(Dataset records)
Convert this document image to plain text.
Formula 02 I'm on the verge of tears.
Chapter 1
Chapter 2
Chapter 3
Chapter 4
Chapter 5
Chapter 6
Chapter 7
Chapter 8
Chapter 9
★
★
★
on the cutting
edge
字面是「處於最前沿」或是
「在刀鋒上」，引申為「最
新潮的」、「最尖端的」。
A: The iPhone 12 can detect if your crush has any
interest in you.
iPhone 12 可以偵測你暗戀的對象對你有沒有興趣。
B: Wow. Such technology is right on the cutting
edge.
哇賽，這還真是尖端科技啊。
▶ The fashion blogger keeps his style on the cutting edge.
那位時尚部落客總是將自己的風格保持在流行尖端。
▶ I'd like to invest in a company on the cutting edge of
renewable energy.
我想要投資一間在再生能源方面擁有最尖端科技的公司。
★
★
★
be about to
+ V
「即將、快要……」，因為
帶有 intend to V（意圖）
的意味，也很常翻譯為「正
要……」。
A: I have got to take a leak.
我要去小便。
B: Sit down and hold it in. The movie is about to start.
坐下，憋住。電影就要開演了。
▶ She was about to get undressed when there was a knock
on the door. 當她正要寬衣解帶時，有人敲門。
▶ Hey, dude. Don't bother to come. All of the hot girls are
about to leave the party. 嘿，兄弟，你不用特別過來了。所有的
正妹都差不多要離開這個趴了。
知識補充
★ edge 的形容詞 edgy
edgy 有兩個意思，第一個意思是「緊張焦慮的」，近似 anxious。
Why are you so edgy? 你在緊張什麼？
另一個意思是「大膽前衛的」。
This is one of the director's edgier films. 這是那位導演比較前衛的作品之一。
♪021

◆ Your task: Set down every line of the listing above again, exactly as given.

◆ Solution for this task:
Convert this document image to plain text.
Formula 02 I'm on the verge of tears.
Chapter 1
Chapter 2
Chapter 3
Chapter 4
Chapter 5
Chapter 6
Chapter 7
Chapter 8
Chapter 9
★
★
★
on the cutting
edge
字面是「處於最前沿」或是
「在刀鋒上」，引申為「最
新潮的」、「最尖端的」。
A: The iPhone 12 can detect if your crush has any
interest in you.
iPhone 12 可以偵測你暗戀的對象對你有沒有興趣。
B: Wow. Such technology is right on the cutting
edge.
哇賽，這還真是尖端科技啊。
▶ The fashion blogger keeps his style on the cutting edge.
那位時尚部落客總是將自己的風格保持在流行尖端。
▶ I'd like to invest in a company on the cutting edge of
renewable energy.
我想要投資一間在再生能源方面擁有最尖端科技的公司。
★
★
★
be about to
+ V
「即將、快要……」，因為
帶有 intend to V（意圖）
的意味，也很常翻譯為「正
要……」。
A: I have got to take a leak.
我要去小便。
B: Sit down and hold it in. The movie is about to start.
坐下，憋住。電影就要開演了。
▶ She was about to get undressed when there was a knock
on the door. 當她正要寬衣解帶時，有人敲門。
▶ Hey, dude. Don't bother to come. All of the hot girls are
about to leave the party. 嘿，兄弟，你不用特別過來了。所有的
正妹都差不多要離開這個趴了。
知識補充
★ edge 的形容詞 edgy
edgy 有兩個意思，第一個意思是「緊張焦慮的」，近似 anxious。
Why are you so edgy? 你在緊張什麼？
另一個意思是「大膽前衛的」。
This is one of the director's edgier films. 這是那位導演比較前衛的作品之一。
♪021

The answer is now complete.